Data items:
════
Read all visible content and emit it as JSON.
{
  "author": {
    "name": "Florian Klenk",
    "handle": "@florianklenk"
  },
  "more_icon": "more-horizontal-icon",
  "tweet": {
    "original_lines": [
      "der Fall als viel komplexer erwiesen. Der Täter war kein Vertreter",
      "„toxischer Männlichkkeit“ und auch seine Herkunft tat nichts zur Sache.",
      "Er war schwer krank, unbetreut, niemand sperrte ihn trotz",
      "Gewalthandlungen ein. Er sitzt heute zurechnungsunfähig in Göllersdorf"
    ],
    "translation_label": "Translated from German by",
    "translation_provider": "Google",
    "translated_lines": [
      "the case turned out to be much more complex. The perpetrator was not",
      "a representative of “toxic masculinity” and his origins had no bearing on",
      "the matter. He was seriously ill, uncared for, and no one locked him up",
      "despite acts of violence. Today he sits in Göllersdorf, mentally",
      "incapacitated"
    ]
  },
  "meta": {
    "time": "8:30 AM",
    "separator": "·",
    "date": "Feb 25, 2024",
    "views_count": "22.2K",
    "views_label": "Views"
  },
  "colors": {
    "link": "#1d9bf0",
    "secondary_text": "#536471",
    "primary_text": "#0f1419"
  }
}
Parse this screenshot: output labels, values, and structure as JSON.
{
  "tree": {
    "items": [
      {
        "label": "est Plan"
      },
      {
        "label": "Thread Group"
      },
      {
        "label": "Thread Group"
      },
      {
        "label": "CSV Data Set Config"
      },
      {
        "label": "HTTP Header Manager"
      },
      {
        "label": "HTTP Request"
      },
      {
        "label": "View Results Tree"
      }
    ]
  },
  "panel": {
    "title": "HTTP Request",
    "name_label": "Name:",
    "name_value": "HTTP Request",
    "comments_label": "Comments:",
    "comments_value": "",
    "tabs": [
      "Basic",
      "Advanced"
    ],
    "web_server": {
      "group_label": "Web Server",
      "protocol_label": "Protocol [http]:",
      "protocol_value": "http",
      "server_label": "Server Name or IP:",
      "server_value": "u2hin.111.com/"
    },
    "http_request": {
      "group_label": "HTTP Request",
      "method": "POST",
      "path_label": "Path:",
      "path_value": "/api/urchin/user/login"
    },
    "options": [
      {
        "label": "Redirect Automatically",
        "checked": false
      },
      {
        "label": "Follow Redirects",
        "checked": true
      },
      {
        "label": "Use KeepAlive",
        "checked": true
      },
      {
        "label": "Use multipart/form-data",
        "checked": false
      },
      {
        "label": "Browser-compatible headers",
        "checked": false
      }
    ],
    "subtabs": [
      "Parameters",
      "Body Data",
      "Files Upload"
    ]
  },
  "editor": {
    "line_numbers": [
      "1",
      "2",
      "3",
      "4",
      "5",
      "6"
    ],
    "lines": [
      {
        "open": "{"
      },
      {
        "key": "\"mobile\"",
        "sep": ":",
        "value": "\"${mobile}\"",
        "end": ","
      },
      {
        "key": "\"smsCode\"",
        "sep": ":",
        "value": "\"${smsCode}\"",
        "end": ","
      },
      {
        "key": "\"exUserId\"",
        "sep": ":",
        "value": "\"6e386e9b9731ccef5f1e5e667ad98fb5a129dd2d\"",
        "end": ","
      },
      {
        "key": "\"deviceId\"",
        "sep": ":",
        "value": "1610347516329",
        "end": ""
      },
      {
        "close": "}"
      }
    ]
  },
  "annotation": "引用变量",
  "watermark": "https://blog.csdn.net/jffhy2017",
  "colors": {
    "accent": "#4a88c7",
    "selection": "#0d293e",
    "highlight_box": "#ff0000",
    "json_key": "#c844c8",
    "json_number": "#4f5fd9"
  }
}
════
_Required work_
Nothing but a number is needed here: how many lines hold the string "more"?

_Output for this exercise_
2